EXERCISE REQUIREMENTS: Gather the lines from the material that contain "units".

AVAILABLE DATA:
★ ★ ★ ★
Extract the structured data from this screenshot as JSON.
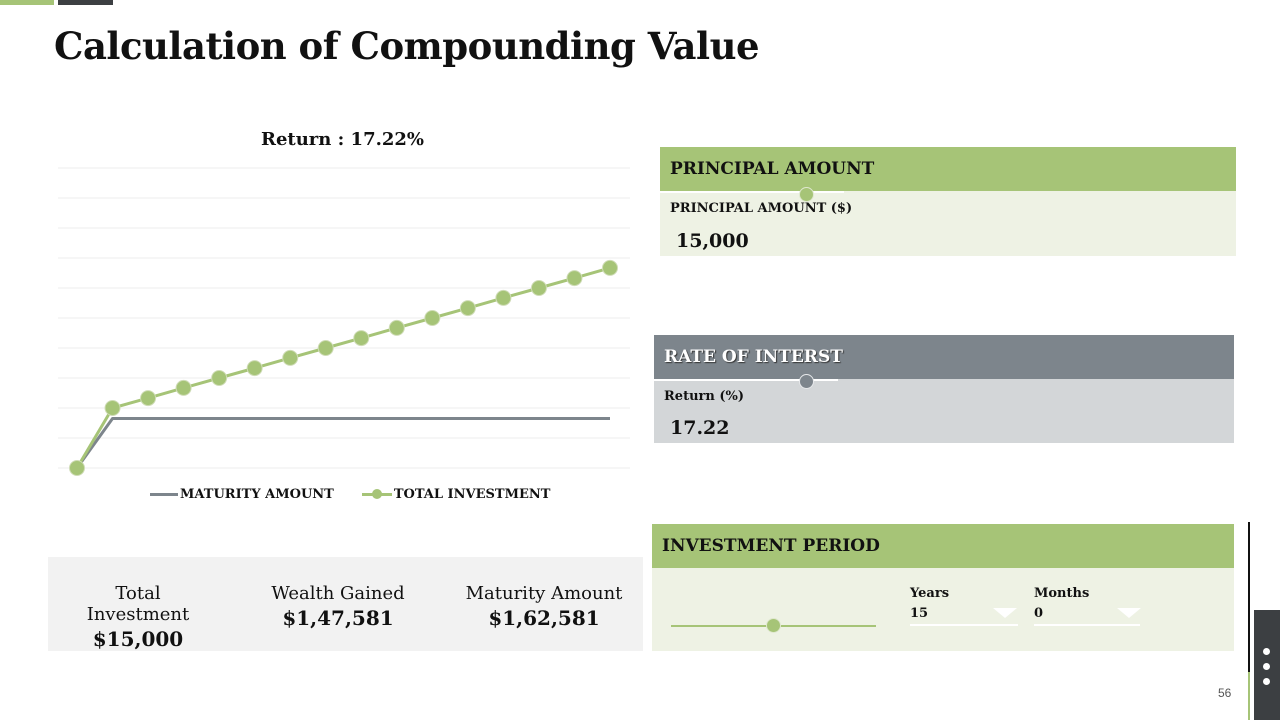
{
  "slide": {
    "title": "Calculation of Compounding Value",
    "page_number": "56"
  },
  "chart_data": {
    "type": "line",
    "title": "Return : 17.22%",
    "x": [
      0,
      1,
      2,
      3,
      4,
      5,
      6,
      7,
      8,
      9,
      10,
      11,
      12,
      13,
      14,
      15
    ],
    "ylim": [
      0,
      100
    ],
    "grid": true,
    "legend_position": "bottom",
    "series": [
      {
        "name": "MATURITY AMOUNT",
        "color": "#7d858c",
        "markers": false,
        "values": [
          0,
          16.5,
          16.5,
          16.5,
          16.5,
          16.5,
          16.5,
          16.5,
          16.5,
          16.5,
          16.5,
          16.5,
          16.5,
          16.5,
          16.5,
          16.5
        ]
      },
      {
        "name": "TOTAL INVESTMENT",
        "color": "#a6c477",
        "markers": true,
        "values": [
          0,
          20,
          23.3,
          26.7,
          30,
          33.3,
          36.7,
          40,
          43.3,
          46.7,
          50,
          53.3,
          56.7,
          60,
          63.3,
          66.7
        ]
      }
    ]
  },
  "summary": {
    "total_investment_label": "Total Investment",
    "total_investment_value": "$15,000",
    "wealth_gained_label": "Wealth Gained",
    "wealth_gained_value": "$1,47,581",
    "maturity_amount_label": "Maturity Amount",
    "maturity_amount_value": "$1,62,581"
  },
  "principal": {
    "heading": "PRINCIPAL AMOUNT",
    "field_label": "PRINCIPAL AMOUNT ($)",
    "value": "15,000"
  },
  "rate": {
    "heading": "RATE OF INTERST",
    "field_label": "Return (%)",
    "value": "17.22"
  },
  "period": {
    "heading": "INVESTMENT PERIOD",
    "years_label": "Years",
    "years_value": "15",
    "months_label": "Months",
    "months_value": "0"
  },
  "colors": {
    "accent_green": "#a6c477",
    "accent_gray": "#7d858c",
    "dark": "#3c3f42"
  }
}
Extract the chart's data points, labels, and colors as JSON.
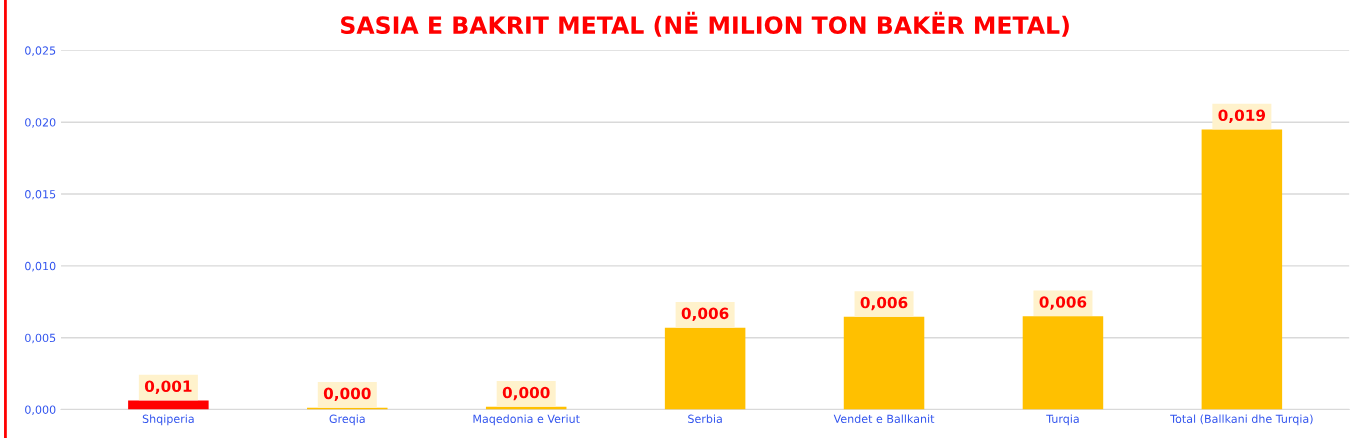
{
  "chart_data": {
    "type": "bar",
    "title": "SASIA E BAKRIT METAL (NË MILION TON BAKËR METAL)",
    "categories": [
      "Shqiperia",
      "Greqia",
      "Maqedonia e Veriut",
      "Serbia",
      "Vendet e Ballkanit",
      "Turqia",
      "Total (Ballkani dhe Turqia)"
    ],
    "values": [
      0.00063,
      0.00013,
      0.00019,
      0.0057,
      0.00645,
      0.00649,
      0.01949
    ],
    "colors": [
      "#ff0000",
      "#ffc000",
      "#ffc000",
      "#ffc000",
      "#ffc000",
      "#ffc000",
      "#ffc000"
    ],
    "value_labels": [
      "0,001",
      "0,000",
      "0,000",
      "0,006",
      "0,006",
      "0,006",
      "0,019"
    ],
    "ylim": [
      0,
      0.025
    ],
    "yticks": [
      {
        "value": 0,
        "label": "0,000"
      },
      {
        "value": 0.005,
        "label": "0,005"
      },
      {
        "value": 0.01,
        "label": "0,010"
      },
      {
        "value": 0.015,
        "label": "0,015"
      },
      {
        "value": 0.02,
        "label": "0,020"
      },
      {
        "value": 0.025,
        "label": "0,025"
      }
    ],
    "grid": "y",
    "legend": false
  }
}
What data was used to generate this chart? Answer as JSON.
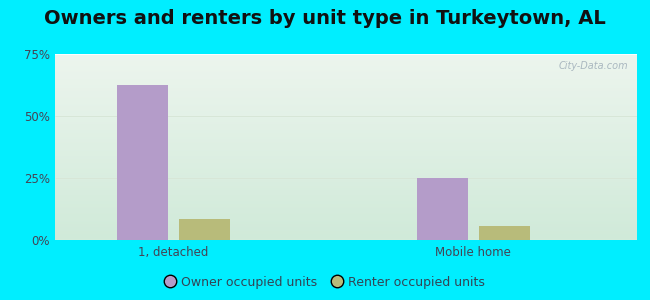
{
  "title": "Owners and renters by unit type in Turkeytown, AL",
  "categories": [
    "1, detached",
    "Mobile home"
  ],
  "owner_values": [
    62.5,
    25.0
  ],
  "renter_values": [
    8.5,
    5.5
  ],
  "owner_color": "#b49cc9",
  "renter_color": "#b8bb7a",
  "ylim": [
    0,
    75
  ],
  "yticks": [
    0,
    25,
    50,
    75
  ],
  "ytick_labels": [
    "0%",
    "25%",
    "50%",
    "75%"
  ],
  "bar_width": 0.28,
  "legend_owner": "Owner occupied units",
  "legend_renter": "Renter occupied units",
  "bg_outer": "#00eeff",
  "bg_inner_top": "#eaf5ee",
  "bg_inner_bottom": "#d0eada",
  "watermark": "City-Data.com",
  "title_fontsize": 14,
  "axis_fontsize": 8.5,
  "legend_fontsize": 9,
  "grid_color": "#c8ddc8"
}
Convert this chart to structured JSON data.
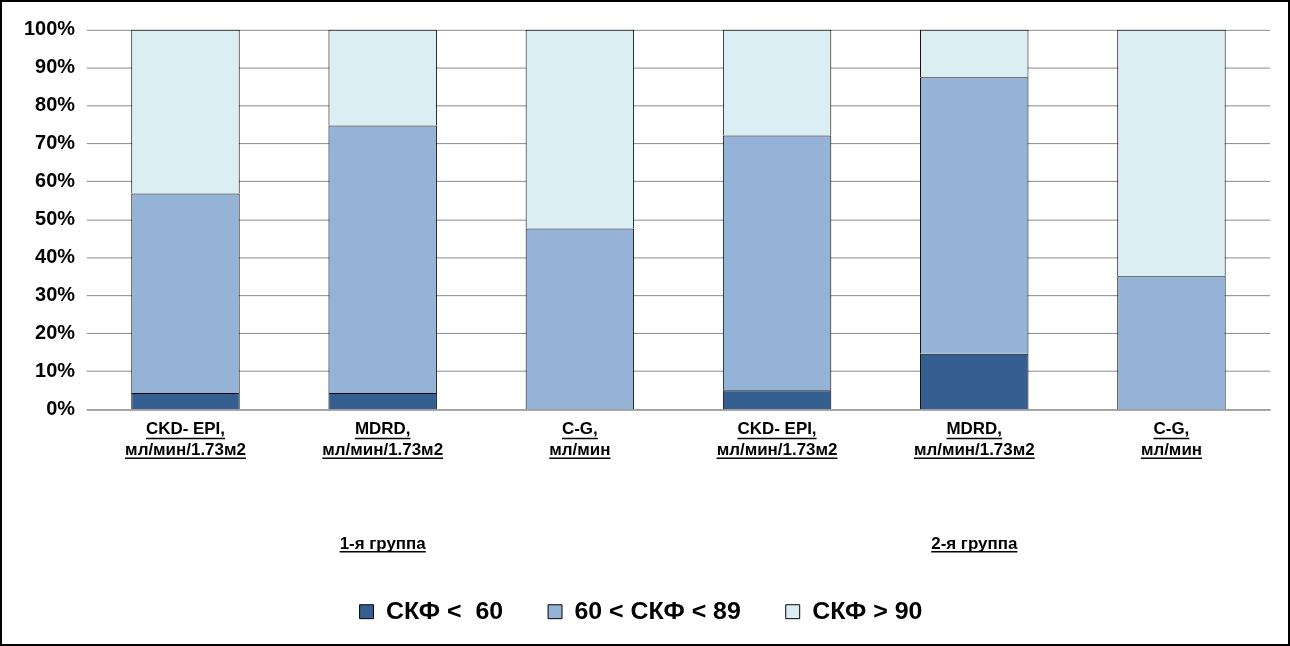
{
  "chart_data": {
    "type": "bar",
    "stacked": true,
    "categories": [
      "CKD- EPI,\nмл/мин/1.73м2",
      "MDRD,\nмл/мин/1.73м2",
      "C-G,\nмл/мин",
      "CKD- EPI,\nмл/мин/1.73м2",
      "MDRD,\nмл/мин/1.73м2",
      "C-G,\nмл/мин"
    ],
    "series": [
      {
        "name": "СКФ <  60",
        "color": "#365f91",
        "values": [
          4.4,
          4.4,
          0,
          5.1,
          14.7,
          0
        ]
      },
      {
        "name": "60 < СКФ < 89",
        "color": "#95b3d7",
        "values": [
          52.5,
          70.4,
          47.7,
          67.1,
          72.8,
          35.1
        ]
      },
      {
        "name": "СКФ > 90",
        "color": "#dbeef4",
        "values": [
          43.1,
          25.2,
          52.3,
          27.8,
          12.5,
          64.9
        ]
      }
    ],
    "ylim": [
      0,
      100
    ],
    "yticks": [
      {
        "value": 0,
        "label": "0%"
      },
      {
        "value": 10,
        "label": "10%"
      },
      {
        "value": 20,
        "label": "20%"
      },
      {
        "value": 30,
        "label": "30%"
      },
      {
        "value": 40,
        "label": "40%"
      },
      {
        "value": 50,
        "label": "50%"
      },
      {
        "value": 60,
        "label": "60%"
      },
      {
        "value": 70,
        "label": "70%"
      },
      {
        "value": 80,
        "label": "80%"
      },
      {
        "value": 90,
        "label": "90%"
      },
      {
        "value": 100,
        "label": "100%"
      }
    ],
    "grid": "y",
    "legend": "bottom",
    "annotations": [
      "1-я группа",
      "2-я группа"
    ]
  }
}
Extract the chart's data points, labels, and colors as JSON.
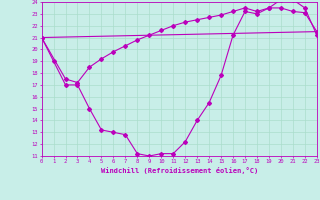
{
  "xlabel": "Windchill (Refroidissement éolien,°C)",
  "background_color": "#c8eee8",
  "line_color": "#bb00bb",
  "grid_color": "#aaddcc",
  "xmin": 0,
  "xmax": 23,
  "ymin": 11,
  "ymax": 24,
  "line1_x": [
    0,
    1,
    2,
    3,
    4,
    5,
    6,
    7,
    8,
    9,
    10,
    11,
    12,
    13,
    14,
    15,
    16,
    17,
    18,
    19,
    20,
    21,
    22,
    23
  ],
  "line1_y": [
    21.0,
    19.0,
    17.0,
    17.0,
    15.0,
    13.2,
    13.0,
    12.8,
    11.2,
    11.0,
    11.2,
    11.2,
    12.2,
    14.0,
    15.5,
    17.8,
    21.2,
    23.2,
    23.0,
    23.5,
    24.2,
    24.2,
    23.5,
    21.2
  ],
  "line2_x": [
    0,
    2,
    3,
    4,
    5,
    6,
    7,
    8,
    9,
    10,
    11,
    12,
    13,
    14,
    15,
    16,
    17,
    18,
    19,
    20,
    21,
    22,
    23
  ],
  "line2_y": [
    21.0,
    17.5,
    17.2,
    18.5,
    19.2,
    19.8,
    20.3,
    20.8,
    21.2,
    21.6,
    22.0,
    22.3,
    22.5,
    22.7,
    22.9,
    23.2,
    23.5,
    23.2,
    23.5,
    23.5,
    23.2,
    23.1,
    21.5
  ],
  "line3_x": [
    0,
    23
  ],
  "line3_y": [
    21.0,
    21.5
  ]
}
★ ★ ★ ★
FULL OUTPUT:
  "legend_owner": "Owner occupied units",
  "legend_renter": "Renter occupied units",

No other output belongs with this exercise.